> _Aim_:
Only the lines holding the string "these" are needed. Copy each one.

--- Start Records supplied ---

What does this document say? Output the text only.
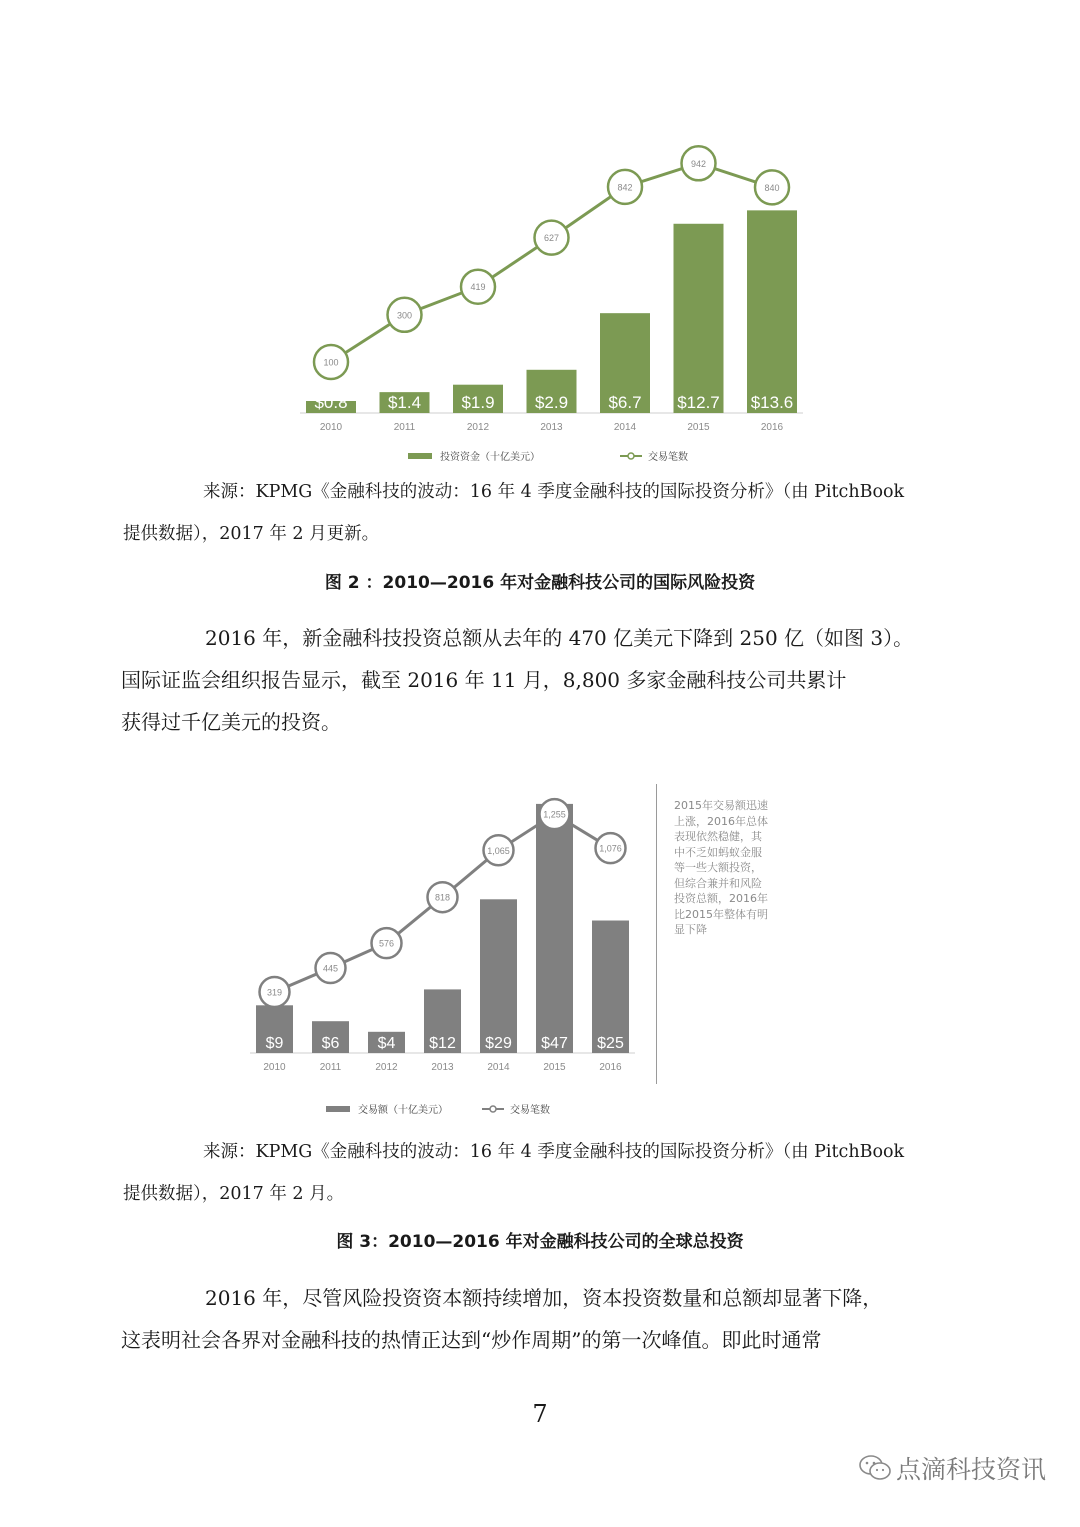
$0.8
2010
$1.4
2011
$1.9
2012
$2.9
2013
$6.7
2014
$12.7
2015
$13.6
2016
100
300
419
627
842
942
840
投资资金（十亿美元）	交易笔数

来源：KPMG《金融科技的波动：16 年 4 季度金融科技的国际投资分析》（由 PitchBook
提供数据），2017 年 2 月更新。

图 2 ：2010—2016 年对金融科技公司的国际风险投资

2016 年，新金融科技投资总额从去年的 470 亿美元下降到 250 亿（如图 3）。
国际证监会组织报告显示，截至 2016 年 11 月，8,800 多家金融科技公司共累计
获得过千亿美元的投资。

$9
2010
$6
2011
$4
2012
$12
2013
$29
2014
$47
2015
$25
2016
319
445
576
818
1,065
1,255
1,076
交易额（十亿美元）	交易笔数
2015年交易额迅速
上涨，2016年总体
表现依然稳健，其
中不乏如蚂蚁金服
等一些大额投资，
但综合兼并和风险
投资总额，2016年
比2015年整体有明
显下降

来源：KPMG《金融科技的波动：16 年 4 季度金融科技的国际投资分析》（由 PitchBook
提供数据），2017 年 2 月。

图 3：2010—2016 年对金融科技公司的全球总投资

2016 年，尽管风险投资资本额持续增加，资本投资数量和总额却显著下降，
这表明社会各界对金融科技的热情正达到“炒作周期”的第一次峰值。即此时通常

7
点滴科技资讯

--- End Records supplied ---
--- Start Records supplied ---

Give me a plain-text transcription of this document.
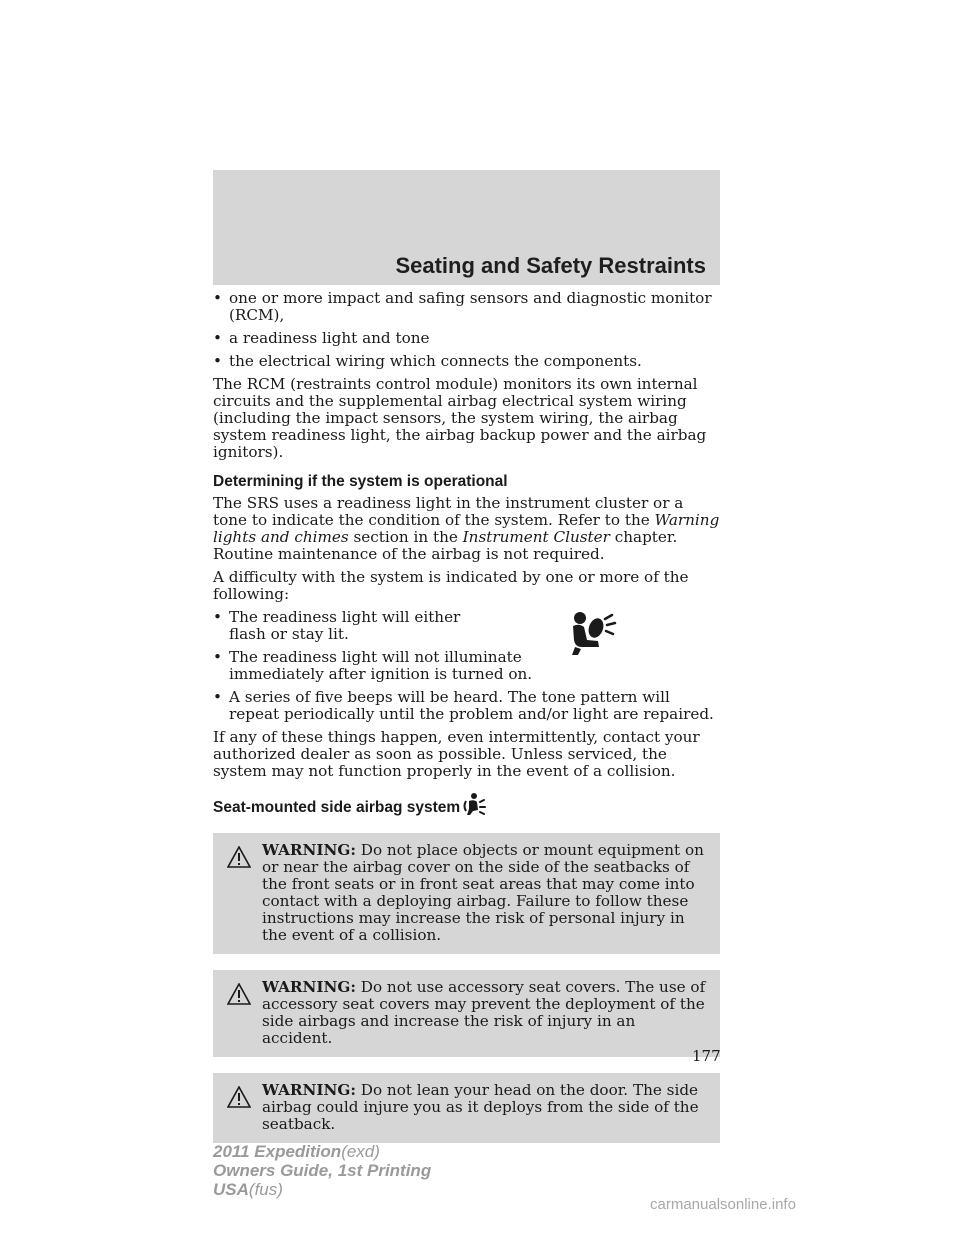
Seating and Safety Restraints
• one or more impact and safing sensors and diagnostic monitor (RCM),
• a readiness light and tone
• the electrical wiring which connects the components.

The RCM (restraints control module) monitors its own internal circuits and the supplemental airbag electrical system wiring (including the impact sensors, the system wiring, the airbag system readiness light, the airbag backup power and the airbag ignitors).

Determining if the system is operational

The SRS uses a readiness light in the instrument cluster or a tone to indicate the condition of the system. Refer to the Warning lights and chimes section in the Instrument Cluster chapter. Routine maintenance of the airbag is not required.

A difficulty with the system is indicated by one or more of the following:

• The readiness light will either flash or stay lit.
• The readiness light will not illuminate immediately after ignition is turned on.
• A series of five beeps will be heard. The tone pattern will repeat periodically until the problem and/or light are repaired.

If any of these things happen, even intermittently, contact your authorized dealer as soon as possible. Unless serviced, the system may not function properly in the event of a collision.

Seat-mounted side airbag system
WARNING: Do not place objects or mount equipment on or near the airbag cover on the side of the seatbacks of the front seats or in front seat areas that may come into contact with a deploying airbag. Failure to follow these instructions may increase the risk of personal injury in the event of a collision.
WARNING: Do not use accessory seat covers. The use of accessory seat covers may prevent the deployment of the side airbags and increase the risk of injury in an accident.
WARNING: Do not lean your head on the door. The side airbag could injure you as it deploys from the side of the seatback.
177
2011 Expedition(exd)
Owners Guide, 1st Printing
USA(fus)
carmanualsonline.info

--- End Records supplied ---

> _Answer to this problem_:
If any of these things happen, even intermittently, contact your authorized dealer as soon as possible. Unless serviced, the system may not function properly in the event of a collision.
WARNING: Do not place objects or mount equipment on or near the airbag cover on the side of the seatbacks of the front seats or in front seat areas that may come into contact with a deploying airbag. Failure to follow these instructions may increase the risk of personal injury in the event of a collision.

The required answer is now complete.